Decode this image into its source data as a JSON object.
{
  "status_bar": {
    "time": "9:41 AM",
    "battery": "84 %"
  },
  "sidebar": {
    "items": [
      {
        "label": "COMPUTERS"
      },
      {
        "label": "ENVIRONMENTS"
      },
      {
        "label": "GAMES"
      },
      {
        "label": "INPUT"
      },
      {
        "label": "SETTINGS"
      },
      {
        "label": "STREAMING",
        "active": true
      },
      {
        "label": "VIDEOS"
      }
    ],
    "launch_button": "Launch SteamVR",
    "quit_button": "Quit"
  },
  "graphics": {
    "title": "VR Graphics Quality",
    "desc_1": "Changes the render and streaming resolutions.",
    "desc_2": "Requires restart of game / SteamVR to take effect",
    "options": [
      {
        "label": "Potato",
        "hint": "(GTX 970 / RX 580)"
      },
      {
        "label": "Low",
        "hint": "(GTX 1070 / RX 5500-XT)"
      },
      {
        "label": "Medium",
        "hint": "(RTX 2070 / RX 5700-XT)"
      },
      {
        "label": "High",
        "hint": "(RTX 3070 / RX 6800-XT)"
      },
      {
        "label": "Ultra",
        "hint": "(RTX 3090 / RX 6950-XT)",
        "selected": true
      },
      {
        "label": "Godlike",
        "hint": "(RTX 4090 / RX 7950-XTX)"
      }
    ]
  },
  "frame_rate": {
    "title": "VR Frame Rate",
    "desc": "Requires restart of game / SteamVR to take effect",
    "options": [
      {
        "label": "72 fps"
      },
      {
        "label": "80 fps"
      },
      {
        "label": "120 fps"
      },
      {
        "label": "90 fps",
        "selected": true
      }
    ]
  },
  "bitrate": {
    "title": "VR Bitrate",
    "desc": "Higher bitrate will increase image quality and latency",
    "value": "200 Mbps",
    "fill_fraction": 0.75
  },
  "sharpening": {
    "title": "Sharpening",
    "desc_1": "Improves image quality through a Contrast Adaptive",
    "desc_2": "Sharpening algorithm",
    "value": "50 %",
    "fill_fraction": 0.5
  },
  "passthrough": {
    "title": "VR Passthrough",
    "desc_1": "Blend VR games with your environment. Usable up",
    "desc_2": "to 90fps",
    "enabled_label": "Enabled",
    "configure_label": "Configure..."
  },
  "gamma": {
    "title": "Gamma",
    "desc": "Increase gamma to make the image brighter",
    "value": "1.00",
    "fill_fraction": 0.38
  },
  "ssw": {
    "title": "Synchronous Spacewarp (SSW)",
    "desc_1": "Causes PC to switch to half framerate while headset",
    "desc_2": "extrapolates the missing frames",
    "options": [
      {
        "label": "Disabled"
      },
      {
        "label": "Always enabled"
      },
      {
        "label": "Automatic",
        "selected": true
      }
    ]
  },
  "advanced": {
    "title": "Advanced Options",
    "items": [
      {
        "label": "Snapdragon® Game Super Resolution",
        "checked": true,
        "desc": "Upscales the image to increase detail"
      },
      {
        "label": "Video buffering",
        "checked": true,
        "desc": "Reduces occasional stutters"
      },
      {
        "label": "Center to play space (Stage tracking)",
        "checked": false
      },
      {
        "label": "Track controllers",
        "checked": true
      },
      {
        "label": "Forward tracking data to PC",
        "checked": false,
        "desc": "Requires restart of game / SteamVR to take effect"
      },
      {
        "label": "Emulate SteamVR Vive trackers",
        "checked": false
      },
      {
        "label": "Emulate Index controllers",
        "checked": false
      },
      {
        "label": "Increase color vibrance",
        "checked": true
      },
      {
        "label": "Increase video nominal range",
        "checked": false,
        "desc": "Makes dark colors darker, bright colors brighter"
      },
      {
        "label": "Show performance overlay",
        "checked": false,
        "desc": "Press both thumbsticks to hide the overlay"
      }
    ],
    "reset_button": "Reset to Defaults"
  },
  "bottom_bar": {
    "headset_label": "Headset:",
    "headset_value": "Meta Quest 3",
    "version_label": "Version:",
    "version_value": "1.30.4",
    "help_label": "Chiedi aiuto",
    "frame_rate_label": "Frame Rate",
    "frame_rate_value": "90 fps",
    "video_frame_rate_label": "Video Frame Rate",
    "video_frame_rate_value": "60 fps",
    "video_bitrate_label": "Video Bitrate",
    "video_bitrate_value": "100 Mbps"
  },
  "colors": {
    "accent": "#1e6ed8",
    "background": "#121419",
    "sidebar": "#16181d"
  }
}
_____
AIM :: Write out the full listing, keeping every line exactly as it is.

REPLY ::
Decode this image into its source data as a JSON object.
{
  "status_bar": {
    "time": "9:41 AM",
    "battery": "84 %"
  },
  "sidebar": {
    "items": [
      {
        "label": "COMPUTERS"
      },
      {
        "label": "ENVIRONMENTS"
      },
      {
        "label": "GAMES"
      },
      {
        "label": "INPUT"
      },
      {
        "label": "SETTINGS"
      },
      {
        "label": "STREAMING",
        "active": true
      },
      {
        "label": "VIDEOS"
      }
    ],
    "launch_button": "Launch SteamVR",
    "quit_button": "Quit"
  },
  "graphics": {
    "title": "VR Graphics Quality",
    "desc_1": "Changes the render and streaming resolutions.",
    "desc_2": "Requires restart of game / SteamVR to take effect",
    "options": [
      {
        "label": "Potato",
        "hint": "(GTX 970 / RX 580)"
      },
      {
        "label": "Low",
        "hint": "(GTX 1070 / RX 5500-XT)"
      },
      {
        "label": "Medium",
        "hint": "(RTX 2070 / RX 5700-XT)"
      },
      {
        "label": "High",
        "hint": "(RTX 3070 / RX 6800-XT)"
      },
      {
        "label": "Ultra",
        "hint": "(RTX 3090 / RX 6950-XT)",
        "selected": true
      },
      {
        "label": "Godlike",
        "hint": "(RTX 4090 / RX 7950-XTX)"
      }
    ]
  },
  "frame_rate": {
    "title": "VR Frame Rate",
    "desc": "Requires restart of game / SteamVR to take effect",
    "options": [
      {
        "label": "72 fps"
      },
      {
        "label": "80 fps"
      },
      {
        "label": "120 fps"
      },
      {
        "label": "90 fps",
        "selected": true
      }
    ]
  },
  "bitrate": {
    "title": "VR Bitrate",
    "desc": "Higher bitrate will increase image quality and latency",
    "value": "200 Mbps",
    "fill_fraction": 0.75
  },
  "sharpening": {
    "title": "Sharpening",
    "desc_1": "Improves image quality through a Contrast Adaptive",
    "desc_2": "Sharpening algorithm",
    "value": "50 %",
    "fill_fraction": 0.5
  },
  "passthrough": {
    "title": "VR Passthrough",
    "desc_1": "Blend VR games with your environment. Usable up",
    "desc_2": "to 90fps",
    "enabled_label": "Enabled",
    "configure_label": "Configure..."
  },
  "gamma": {
    "title": "Gamma",
    "desc": "Increase gamma to make the image brighter",
    "value": "1.00",
    "fill_fraction": 0.38
  },
  "ssw": {
    "title": "Synchronous Spacewarp (SSW)",
    "desc_1": "Causes PC to switch to half framerate while headset",
    "desc_2": "extrapolates the missing frames",
    "options": [
      {
        "label": "Disabled"
      },
      {
        "label": "Always enabled"
      },
      {
        "label": "Automatic",
        "selected": true
      }
    ]
  },
  "advanced": {
    "title": "Advanced Options",
    "items": [
      {
        "label": "Snapdragon® Game Super Resolution",
        "checked": true,
        "desc": "Upscales the image to increase detail"
      },
      {
        "label": "Video buffering",
        "checked": true,
        "desc": "Reduces occasional stutters"
      },
      {
        "label": "Center to play space (Stage tracking)",
        "checked": false
      },
      {
        "label": "Track controllers",
        "checked": true
      },
      {
        "label": "Forward tracking data to PC",
        "checked": false,
        "desc": "Requires restart of game / SteamVR to take effect"
      },
      {
        "label": "Emulate SteamVR Vive trackers",
        "checked": false
      },
      {
        "label": "Emulate Index controllers",
        "checked": false
      },
      {
        "label": "Increase color vibrance",
        "checked": true
      },
      {
        "label": "Increase video nominal range",
        "checked": false,
        "desc": "Makes dark colors darker, bright colors brighter"
      },
      {
        "label": "Show performance overlay",
        "checked": false,
        "desc": "Press both thumbsticks to hide the overlay"
      }
    ],
    "reset_button": "Reset to Defaults"
  },
  "bottom_bar": {
    "headset_label": "Headset:",
    "headset_value": "Meta Quest 3",
    "version_label": "Version:",
    "version_value": "1.30.4",
    "help_label": "Chiedi aiuto",
    "frame_rate_label": "Frame Rate",
    "frame_rate_value": "90 fps",
    "video_frame_rate_label": "Video Frame Rate",
    "video_frame_rate_value": "60 fps",
    "video_bitrate_label": "Video Bitrate",
    "video_bitrate_value": "100 Mbps"
  },
  "colors": {
    "accent": "#1e6ed8",
    "background": "#121419",
    "sidebar": "#16181d"
  }
}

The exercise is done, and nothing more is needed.